Data entries for graphics:
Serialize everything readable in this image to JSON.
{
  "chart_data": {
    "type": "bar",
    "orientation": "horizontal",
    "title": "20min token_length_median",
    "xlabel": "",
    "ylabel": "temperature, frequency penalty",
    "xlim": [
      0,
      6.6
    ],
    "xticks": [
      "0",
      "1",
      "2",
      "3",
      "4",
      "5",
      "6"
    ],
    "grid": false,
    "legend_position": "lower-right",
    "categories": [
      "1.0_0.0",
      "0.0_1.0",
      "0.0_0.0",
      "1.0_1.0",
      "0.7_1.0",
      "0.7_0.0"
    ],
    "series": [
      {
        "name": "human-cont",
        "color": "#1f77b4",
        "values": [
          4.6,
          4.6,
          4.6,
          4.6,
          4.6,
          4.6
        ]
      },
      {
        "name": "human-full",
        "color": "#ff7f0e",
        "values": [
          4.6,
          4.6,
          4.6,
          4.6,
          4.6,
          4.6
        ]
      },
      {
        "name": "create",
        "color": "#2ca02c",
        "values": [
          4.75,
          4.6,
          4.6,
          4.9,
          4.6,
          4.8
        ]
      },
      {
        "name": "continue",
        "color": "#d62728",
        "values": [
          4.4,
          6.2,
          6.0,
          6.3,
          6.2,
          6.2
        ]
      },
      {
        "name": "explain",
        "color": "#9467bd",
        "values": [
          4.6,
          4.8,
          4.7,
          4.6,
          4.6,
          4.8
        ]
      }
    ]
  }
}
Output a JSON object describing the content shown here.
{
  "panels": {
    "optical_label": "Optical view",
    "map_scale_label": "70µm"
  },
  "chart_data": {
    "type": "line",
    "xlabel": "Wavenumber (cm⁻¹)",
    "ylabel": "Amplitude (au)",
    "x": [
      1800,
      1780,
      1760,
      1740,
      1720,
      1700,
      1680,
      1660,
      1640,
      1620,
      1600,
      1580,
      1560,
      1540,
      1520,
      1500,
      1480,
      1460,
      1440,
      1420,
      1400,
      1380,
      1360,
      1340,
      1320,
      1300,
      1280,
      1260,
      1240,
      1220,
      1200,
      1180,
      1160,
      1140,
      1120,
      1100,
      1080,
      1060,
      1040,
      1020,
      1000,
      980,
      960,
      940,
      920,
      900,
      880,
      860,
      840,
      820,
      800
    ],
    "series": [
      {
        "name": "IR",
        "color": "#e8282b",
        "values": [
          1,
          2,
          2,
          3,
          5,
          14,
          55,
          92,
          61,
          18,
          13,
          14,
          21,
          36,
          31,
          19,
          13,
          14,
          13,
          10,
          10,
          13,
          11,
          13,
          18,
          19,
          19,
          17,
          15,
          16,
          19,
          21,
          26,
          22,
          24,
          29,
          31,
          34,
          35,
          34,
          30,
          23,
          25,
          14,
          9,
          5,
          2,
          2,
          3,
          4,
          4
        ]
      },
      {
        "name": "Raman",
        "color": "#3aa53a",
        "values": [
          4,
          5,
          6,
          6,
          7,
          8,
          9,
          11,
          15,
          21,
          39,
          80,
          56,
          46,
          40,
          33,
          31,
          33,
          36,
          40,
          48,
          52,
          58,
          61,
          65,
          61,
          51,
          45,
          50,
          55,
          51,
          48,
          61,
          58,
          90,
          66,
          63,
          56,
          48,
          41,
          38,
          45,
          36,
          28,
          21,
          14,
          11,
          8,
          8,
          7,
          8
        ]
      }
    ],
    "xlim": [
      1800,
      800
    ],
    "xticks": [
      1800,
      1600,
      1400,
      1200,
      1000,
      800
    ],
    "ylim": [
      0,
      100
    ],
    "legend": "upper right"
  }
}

Objective >> Using the listing above, show each line holding the string "right".

Answer to this exercise >>
    "legend_position": "lower-right",
    "legend": "upper right"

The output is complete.